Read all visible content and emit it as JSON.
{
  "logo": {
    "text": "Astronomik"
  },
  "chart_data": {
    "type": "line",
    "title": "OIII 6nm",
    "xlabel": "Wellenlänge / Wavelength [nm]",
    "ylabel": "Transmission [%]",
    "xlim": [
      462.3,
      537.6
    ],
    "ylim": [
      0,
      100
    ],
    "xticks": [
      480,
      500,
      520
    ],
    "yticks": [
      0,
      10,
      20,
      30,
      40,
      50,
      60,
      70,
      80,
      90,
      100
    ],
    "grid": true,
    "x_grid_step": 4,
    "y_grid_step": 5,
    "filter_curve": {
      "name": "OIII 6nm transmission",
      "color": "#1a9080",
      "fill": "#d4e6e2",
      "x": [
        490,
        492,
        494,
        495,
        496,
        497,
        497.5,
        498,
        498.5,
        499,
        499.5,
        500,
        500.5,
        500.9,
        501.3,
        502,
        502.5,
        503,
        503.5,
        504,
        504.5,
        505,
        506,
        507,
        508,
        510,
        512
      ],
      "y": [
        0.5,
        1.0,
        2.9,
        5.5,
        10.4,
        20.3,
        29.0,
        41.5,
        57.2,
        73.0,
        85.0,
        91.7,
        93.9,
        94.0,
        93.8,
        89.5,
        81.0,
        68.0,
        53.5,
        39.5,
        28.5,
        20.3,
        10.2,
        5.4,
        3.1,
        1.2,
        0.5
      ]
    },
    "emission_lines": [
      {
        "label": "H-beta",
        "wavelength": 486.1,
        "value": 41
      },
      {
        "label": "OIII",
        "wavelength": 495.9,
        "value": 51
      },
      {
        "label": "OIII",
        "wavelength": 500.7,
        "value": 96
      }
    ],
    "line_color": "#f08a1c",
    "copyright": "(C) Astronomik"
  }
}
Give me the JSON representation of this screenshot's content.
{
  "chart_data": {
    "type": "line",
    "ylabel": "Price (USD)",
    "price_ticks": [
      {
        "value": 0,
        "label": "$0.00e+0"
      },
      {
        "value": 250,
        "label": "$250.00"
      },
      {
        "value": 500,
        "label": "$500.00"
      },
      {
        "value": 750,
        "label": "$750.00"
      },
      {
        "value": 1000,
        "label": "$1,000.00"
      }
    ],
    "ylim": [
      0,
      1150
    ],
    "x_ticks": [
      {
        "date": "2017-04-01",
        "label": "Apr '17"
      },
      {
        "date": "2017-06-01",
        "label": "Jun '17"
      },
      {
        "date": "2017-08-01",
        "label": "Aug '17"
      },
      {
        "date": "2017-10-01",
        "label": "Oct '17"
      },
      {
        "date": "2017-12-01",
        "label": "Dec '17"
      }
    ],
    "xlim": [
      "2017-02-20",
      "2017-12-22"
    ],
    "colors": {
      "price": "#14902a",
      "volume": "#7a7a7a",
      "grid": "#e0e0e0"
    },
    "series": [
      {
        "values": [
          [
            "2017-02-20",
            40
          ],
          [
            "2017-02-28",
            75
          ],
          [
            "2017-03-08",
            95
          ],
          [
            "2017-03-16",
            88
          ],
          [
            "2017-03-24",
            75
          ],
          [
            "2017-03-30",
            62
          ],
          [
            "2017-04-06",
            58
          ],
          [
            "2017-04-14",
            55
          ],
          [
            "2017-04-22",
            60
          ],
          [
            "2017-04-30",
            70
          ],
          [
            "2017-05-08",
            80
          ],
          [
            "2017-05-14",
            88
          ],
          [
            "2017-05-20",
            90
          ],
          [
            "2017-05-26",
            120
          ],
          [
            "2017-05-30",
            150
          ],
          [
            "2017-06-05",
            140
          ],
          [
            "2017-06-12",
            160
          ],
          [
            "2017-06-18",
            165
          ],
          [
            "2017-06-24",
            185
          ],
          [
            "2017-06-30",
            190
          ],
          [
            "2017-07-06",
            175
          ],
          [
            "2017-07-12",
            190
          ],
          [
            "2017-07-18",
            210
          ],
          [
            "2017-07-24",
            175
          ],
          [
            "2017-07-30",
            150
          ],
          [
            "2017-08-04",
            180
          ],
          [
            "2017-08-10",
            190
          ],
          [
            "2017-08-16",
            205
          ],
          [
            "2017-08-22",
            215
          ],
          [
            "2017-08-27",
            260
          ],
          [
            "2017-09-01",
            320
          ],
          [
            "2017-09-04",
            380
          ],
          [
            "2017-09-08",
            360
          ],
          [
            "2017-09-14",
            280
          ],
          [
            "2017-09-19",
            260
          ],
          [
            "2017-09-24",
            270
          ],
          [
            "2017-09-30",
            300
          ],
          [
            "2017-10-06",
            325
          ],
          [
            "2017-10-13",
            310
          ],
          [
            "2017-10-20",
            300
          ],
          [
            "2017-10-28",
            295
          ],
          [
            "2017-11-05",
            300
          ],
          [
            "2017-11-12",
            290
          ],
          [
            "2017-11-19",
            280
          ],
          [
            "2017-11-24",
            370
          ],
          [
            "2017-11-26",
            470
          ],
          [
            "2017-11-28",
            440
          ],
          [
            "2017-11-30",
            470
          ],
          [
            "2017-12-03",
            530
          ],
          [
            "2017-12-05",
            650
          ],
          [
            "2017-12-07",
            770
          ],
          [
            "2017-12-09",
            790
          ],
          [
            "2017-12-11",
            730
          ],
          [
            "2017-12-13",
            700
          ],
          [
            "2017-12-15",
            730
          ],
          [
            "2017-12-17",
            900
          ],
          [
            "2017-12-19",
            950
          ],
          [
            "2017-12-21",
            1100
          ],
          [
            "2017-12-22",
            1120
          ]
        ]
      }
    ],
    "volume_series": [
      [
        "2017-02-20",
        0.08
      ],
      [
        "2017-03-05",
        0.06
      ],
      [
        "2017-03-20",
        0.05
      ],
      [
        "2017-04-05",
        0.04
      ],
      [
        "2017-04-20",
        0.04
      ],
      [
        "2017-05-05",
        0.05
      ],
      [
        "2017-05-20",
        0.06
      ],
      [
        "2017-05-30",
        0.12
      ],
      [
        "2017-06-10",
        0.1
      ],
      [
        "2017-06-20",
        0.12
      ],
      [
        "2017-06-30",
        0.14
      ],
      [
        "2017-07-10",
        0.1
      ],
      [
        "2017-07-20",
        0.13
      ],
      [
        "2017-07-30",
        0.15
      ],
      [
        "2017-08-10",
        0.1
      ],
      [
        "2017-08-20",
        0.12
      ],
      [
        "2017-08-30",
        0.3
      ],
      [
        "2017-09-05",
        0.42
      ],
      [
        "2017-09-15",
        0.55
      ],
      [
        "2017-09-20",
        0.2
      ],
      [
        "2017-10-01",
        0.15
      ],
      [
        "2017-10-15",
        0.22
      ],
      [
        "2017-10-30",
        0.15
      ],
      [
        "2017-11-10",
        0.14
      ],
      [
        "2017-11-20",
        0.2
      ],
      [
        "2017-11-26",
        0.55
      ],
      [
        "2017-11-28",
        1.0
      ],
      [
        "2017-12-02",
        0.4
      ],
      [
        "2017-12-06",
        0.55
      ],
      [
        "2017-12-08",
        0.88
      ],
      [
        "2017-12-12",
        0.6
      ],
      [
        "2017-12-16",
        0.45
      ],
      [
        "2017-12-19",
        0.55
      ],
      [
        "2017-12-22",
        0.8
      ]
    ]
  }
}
◆ ◆ ◆ ◆ ◆
The problem -> Each entry above is to be quoted exactly.

The result ->
Read all visible content and emit it as JSON.
{
  "logo": {
    "text": "Astronomik"
  },
  "chart_data": {
    "type": "line",
    "title": "OIII 6nm",
    "xlabel": "Wellenlänge / Wavelength [nm]",
    "ylabel": "Transmission [%]",
    "xlim": [
      462.3,
      537.6
    ],
    "ylim": [
      0,
      100
    ],
    "xticks": [
      480,
      500,
      520
    ],
    "yticks": [
      0,
      10,
      20,
      30,
      40,
      50,
      60,
      70,
      80,
      90,
      100
    ],
    "grid": true,
    "x_grid_step": 4,
    "y_grid_step": 5,
    "filter_curve": {
      "name": "OIII 6nm transmission",
      "color": "#1a9080",
      "fill": "#d4e6e2",
      "x": [
        490,
        492,
        494,
        495,
        496,
        497,
        497.5,
        498,
        498.5,
        499,
        499.5,
        500,
        500.5,
        500.9,
        501.3,
        502,
        502.5,
        503,
        503.5,
        504,
        504.5,
        505,
        506,
        507,
        508,
        510,
        512
      ],
      "y": [
        0.5,
        1.0,
        2.9,
        5.5,
        10.4,
        20.3,
        29.0,
        41.5,
        57.2,
        73.0,
        85.0,
        91.7,
        93.9,
        94.0,
        93.8,
        89.5,
        81.0,
        68.0,
        53.5,
        39.5,
        28.5,
        20.3,
        10.2,
        5.4,
        3.1,
        1.2,
        0.5
      ]
    },
    "emission_lines": [
      {
        "label": "H-beta",
        "wavelength": 486.1,
        "value": 41
      },
      {
        "label": "OIII",
        "wavelength": 495.9,
        "value": 51
      },
      {
        "label": "OIII",
        "wavelength": 500.7,
        "value": 96
      }
    ],
    "line_color": "#f08a1c",
    "copyright": "(C) Astronomik"
  }
}
Give me the JSON representation of this screenshot's content.
{
  "chart_data": {
    "type": "line",
    "ylabel": "Price (USD)",
    "price_ticks": [
      {
        "value": 0,
        "label": "$0.00e+0"
      },
      {
        "value": 250,
        "label": "$250.00"
      },
      {
        "value": 500,
        "label": "$500.00"
      },
      {
        "value": 750,
        "label": "$750.00"
      },
      {
        "value": 1000,
        "label": "$1,000.00"
      }
    ],
    "ylim": [
      0,
      1150
    ],
    "x_ticks": [
      {
        "date": "2017-04-01",
        "label": "Apr '17"
      },
      {
        "date": "2017-06-01",
        "label": "Jun '17"
      },
      {
        "date": "2017-08-01",
        "label": "Aug '17"
      },
      {
        "date": "2017-10-01",
        "label": "Oct '17"
      },
      {
        "date": "2017-12-01",
        "label": "Dec '17"
      }
    ],
    "xlim": [
      "2017-02-20",
      "2017-12-22"
    ],
    "colors": {
      "price": "#14902a",
      "volume": "#7a7a7a",
      "grid": "#e0e0e0"
    },
    "series": [
      {
        "values": [
          [
            "2017-02-20",
            40
          ],
          [
            "2017-02-28",
            75
          ],
          [
            "2017-03-08",
            95
          ],
          [
            "2017-03-16",
            88
          ],
          [
            "2017-03-24",
            75
          ],
          [
            "2017-03-30",
            62
          ],
          [
            "2017-04-06",
            58
          ],
          [
            "2017-04-14",
            55
          ],
          [
            "2017-04-22",
            60
          ],
          [
            "2017-04-30",
            70
          ],
          [
            "2017-05-08",
            80
          ],
          [
            "2017-05-14",
            88
          ],
          [
            "2017-05-20",
            90
          ],
          [
            "2017-05-26",
            120
          ],
          [
            "2017-05-30",
            150
          ],
          [
            "2017-06-05",
            140
          ],
          [
            "2017-06-12",
            160
          ],
          [
            "2017-06-18",
            165
          ],
          [
            "2017-06-24",
            185
          ],
          [
            "2017-06-30",
            190
          ],
          [
            "2017-07-06",
            175
          ],
          [
            "2017-07-12",
            190
          ],
          [
            "2017-07-18",
            210
          ],
          [
            "2017-07-24",
            175
          ],
          [
            "2017-07-30",
            150
          ],
          [
            "2017-08-04",
            180
          ],
          [
            "2017-08-10",
            190
          ],
          [
            "2017-08-16",
            205
          ],
          [
            "2017-08-22",
            215
          ],
          [
            "2017-08-27",
            260
          ],
          [
            "2017-09-01",
            320
          ],
          [
            "2017-09-04",
            380
          ],
          [
            "2017-09-08",
            360
          ],
          [
            "2017-09-14",
            280
          ],
          [
            "2017-09-19",
            260
          ],
          [
            "2017-09-24",
            270
          ],
          [
            "2017-09-30",
            300
          ],
          [
            "2017-10-06",
            325
          ],
          [
            "2017-10-13",
            310
          ],
          [
            "2017-10-20",
            300
          ],
          [
            "2017-10-28",
            295
          ],
          [
            "2017-11-05",
            300
          ],
          [
            "2017-11-12",
            290
          ],
          [
            "2017-11-19",
            280
          ],
          [
            "2017-11-24",
            370
          ],
          [
            "2017-11-26",
            470
          ],
          [
            "2017-11-28",
            440
          ],
          [
            "2017-11-30",
            470
          ],
          [
            "2017-12-03",
            530
          ],
          [
            "2017-12-05",
            650
          ],
          [
            "2017-12-07",
            770
          ],
          [
            "2017-12-09",
            790
          ],
          [
            "2017-12-11",
            730
          ],
          [
            "2017-12-13",
            700
          ],
          [
            "2017-12-15",
            730
          ],
          [
            "2017-12-17",
            900
          ],
          [
            "2017-12-19",
            950
          ],
          [
            "2017-12-21",
            1100
          ],
          [
            "2017-12-22",
            1120
          ]
        ]
      }
    ],
    "volume_series": [
      [
        "2017-02-20",
        0.08
      ],
      [
        "2017-03-05",
        0.06
      ],
      [
        "2017-03-20",
        0.05
      ],
      [
        "2017-04-05",
        0.04
      ],
      [
        "2017-04-20",
        0.04
      ],
      [
        "2017-05-05",
        0.05
      ],
      [
        "2017-05-20",
        0.06
      ],
      [
        "2017-05-30",
        0.12
      ],
      [
        "2017-06-10",
        0.1
      ],
      [
        "2017-06-20",
        0.12
      ],
      [
        "2017-06-30",
        0.14
      ],
      [
        "2017-07-10",
        0.1
      ],
      [
        "2017-07-20",
        0.13
      ],
      [
        "2017-07-30",
        0.15
      ],
      [
        "2017-08-10",
        0.1
      ],
      [
        "2017-08-20",
        0.12
      ],
      [
        "2017-08-30",
        0.3
      ],
      [
        "2017-09-05",
        0.42
      ],
      [
        "2017-09-15",
        0.55
      ],
      [
        "2017-09-20",
        0.2
      ],
      [
        "2017-10-01",
        0.15
      ],
      [
        "2017-10-15",
        0.22
      ],
      [
        "2017-10-30",
        0.15
      ],
      [
        "2017-11-10",
        0.14
      ],
      [
        "2017-11-20",
        0.2
      ],
      [
        "2017-11-26",
        0.55
      ],
      [
        "2017-11-28",
        1.0
      ],
      [
        "2017-12-02",
        0.4
      ],
      [
        "2017-12-06",
        0.55
      ],
      [
        "2017-12-08",
        0.88
      ],
      [
        "2017-12-12",
        0.6
      ],
      [
        "2017-12-16",
        0.45
      ],
      [
        "2017-12-19",
        0.55
      ],
      [
        "2017-12-22",
        0.8
      ]
    ]
  }
}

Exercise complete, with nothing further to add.